Short exercise
Only the number is wanted: how many lines in the data contain "title"?

Provided data
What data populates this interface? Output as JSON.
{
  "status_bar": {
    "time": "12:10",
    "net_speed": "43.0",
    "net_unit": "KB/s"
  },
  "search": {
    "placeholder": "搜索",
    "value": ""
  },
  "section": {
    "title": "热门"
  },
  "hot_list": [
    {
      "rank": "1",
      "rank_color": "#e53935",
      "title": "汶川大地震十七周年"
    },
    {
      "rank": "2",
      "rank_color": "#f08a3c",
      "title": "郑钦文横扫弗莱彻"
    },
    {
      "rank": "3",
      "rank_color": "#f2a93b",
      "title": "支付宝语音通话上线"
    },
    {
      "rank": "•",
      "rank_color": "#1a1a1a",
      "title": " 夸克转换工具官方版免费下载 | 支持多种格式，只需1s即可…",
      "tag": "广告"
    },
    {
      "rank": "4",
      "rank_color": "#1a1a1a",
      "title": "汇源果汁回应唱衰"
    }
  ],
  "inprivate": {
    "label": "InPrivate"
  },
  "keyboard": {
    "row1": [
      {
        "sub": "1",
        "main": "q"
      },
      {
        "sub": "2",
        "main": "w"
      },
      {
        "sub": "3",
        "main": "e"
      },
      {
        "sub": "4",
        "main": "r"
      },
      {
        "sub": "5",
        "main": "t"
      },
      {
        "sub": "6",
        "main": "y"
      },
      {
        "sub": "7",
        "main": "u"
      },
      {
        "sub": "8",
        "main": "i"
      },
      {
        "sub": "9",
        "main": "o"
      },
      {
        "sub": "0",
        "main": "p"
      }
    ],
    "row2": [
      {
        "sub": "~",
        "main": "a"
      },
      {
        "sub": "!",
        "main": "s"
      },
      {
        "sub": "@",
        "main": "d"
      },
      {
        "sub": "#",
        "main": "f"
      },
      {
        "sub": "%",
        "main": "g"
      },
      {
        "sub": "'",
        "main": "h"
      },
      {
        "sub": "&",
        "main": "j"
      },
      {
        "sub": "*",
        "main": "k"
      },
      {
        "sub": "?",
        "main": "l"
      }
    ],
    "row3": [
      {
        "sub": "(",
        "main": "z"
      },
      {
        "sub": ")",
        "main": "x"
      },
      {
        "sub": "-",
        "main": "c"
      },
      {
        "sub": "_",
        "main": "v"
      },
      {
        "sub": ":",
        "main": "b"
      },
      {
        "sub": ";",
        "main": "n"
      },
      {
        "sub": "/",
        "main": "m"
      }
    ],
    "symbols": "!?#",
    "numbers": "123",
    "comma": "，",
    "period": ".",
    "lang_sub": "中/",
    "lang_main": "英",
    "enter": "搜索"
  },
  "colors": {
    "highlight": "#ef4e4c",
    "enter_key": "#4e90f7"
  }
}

Output of the task
6